**Problem to work on**
Set down the material below in full, matching it exactly.

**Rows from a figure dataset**
========

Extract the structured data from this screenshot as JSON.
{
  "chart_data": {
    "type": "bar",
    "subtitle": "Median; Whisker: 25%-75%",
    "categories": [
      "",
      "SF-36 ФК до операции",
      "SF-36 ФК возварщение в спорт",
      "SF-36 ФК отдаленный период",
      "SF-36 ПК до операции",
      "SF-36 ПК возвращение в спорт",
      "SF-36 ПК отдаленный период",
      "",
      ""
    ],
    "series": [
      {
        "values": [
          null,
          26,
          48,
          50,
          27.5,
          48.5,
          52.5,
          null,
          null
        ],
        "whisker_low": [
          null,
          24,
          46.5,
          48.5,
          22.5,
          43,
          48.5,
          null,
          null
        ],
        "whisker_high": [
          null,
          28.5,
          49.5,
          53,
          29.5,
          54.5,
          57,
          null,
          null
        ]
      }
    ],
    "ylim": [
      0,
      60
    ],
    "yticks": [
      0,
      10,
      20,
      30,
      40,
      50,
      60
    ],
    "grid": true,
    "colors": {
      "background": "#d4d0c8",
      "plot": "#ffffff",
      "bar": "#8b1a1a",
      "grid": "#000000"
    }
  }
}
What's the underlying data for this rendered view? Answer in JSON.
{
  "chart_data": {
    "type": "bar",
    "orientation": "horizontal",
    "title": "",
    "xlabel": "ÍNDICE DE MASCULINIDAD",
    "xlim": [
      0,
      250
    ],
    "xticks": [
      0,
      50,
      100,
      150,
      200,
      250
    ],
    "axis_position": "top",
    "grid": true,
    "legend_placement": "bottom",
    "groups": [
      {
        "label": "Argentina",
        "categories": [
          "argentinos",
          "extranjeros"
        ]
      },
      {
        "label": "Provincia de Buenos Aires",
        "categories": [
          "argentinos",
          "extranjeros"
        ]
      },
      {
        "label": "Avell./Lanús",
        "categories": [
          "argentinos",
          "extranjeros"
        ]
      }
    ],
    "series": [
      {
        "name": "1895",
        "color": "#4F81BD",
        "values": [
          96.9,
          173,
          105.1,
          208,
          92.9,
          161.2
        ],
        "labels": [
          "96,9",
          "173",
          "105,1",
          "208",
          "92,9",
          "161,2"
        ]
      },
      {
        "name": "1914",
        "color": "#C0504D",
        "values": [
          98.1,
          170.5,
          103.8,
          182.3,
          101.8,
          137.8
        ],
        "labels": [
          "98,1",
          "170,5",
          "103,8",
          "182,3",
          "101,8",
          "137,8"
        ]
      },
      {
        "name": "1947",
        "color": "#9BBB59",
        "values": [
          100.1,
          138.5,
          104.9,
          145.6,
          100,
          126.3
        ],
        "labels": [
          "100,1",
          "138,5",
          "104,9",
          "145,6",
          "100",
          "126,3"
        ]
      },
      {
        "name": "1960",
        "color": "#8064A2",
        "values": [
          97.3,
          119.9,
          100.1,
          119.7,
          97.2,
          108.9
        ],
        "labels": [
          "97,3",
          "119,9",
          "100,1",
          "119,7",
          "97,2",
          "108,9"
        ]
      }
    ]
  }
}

========

**The reply**
Extract the structured data from this screenshot as JSON.
{
  "chart_data": {
    "type": "bar",
    "subtitle": "Median; Whisker: 25%-75%",
    "categories": [
      "",
      "SF-36 ФК до операции",
      "SF-36 ФК возварщение в спорт",
      "SF-36 ФК отдаленный период",
      "SF-36 ПК до операции",
      "SF-36 ПК возвращение в спорт",
      "SF-36 ПК отдаленный период",
      "",
      ""
    ],
    "series": [
      {
        "values": [
          null,
          26,
          48,
          50,
          27.5,
          48.5,
          52.5,
          null,
          null
        ],
        "whisker_low": [
          null,
          24,
          46.5,
          48.5,
          22.5,
          43,
          48.5,
          null,
          null
        ],
        "whisker_high": [
          null,
          28.5,
          49.5,
          53,
          29.5,
          54.5,
          57,
          null,
          null
        ]
      }
    ],
    "ylim": [
      0,
      60
    ],
    "yticks": [
      0,
      10,
      20,
      30,
      40,
      50,
      60
    ],
    "grid": true,
    "colors": {
      "background": "#d4d0c8",
      "plot": "#ffffff",
      "bar": "#8b1a1a",
      "grid": "#000000"
    }
  }
}
What's the underlying data for this rendered view? Answer in JSON.
{
  "chart_data": {
    "type": "bar",
    "orientation": "horizontal",
    "title": "",
    "xlabel": "ÍNDICE DE MASCULINIDAD",
    "xlim": [
      0,
      250
    ],
    "xticks": [
      0,
      50,
      100,
      150,
      200,
      250
    ],
    "axis_position": "top",
    "grid": true,
    "legend_placement": "bottom",
    "groups": [
      {
        "label": "Argentina",
        "categories": [
          "argentinos",
          "extranjeros"
        ]
      },
      {
        "label": "Provincia de Buenos Aires",
        "categories": [
          "argentinos",
          "extranjeros"
        ]
      },
      {
        "label": "Avell./Lanús",
        "categories": [
          "argentinos",
          "extranjeros"
        ]
      }
    ],
    "series": [
      {
        "name": "1895",
        "color": "#4F81BD",
        "values": [
          96.9,
          173,
          105.1,
          208,
          92.9,
          161.2
        ],
        "labels": [
          "96,9",
          "173",
          "105,1",
          "208",
          "92,9",
          "161,2"
        ]
      },
      {
        "name": "1914",
        "color": "#C0504D",
        "values": [
          98.1,
          170.5,
          103.8,
          182.3,
          101.8,
          137.8
        ],
        "labels": [
          "98,1",
          "170,5",
          "103,8",
          "182,3",
          "101,8",
          "137,8"
        ]
      },
      {
        "name": "1947",
        "color": "#9BBB59",
        "values": [
          100.1,
          138.5,
          104.9,
          145.6,
          100,
          126.3
        ],
        "labels": [
          "100,1",
          "138,5",
          "104,9",
          "145,6",
          "100",
          "126,3"
        ]
      },
      {
        "name": "1960",
        "color": "#8064A2",
        "values": [
          97.3,
          119.9,
          100.1,
          119.7,
          97.2,
          108.9
        ],
        "labels": [
          "97,3",
          "119,9",
          "100,1",
          "119,7",
          "97,2",
          "108,9"
        ]
      }
    ]
  }
}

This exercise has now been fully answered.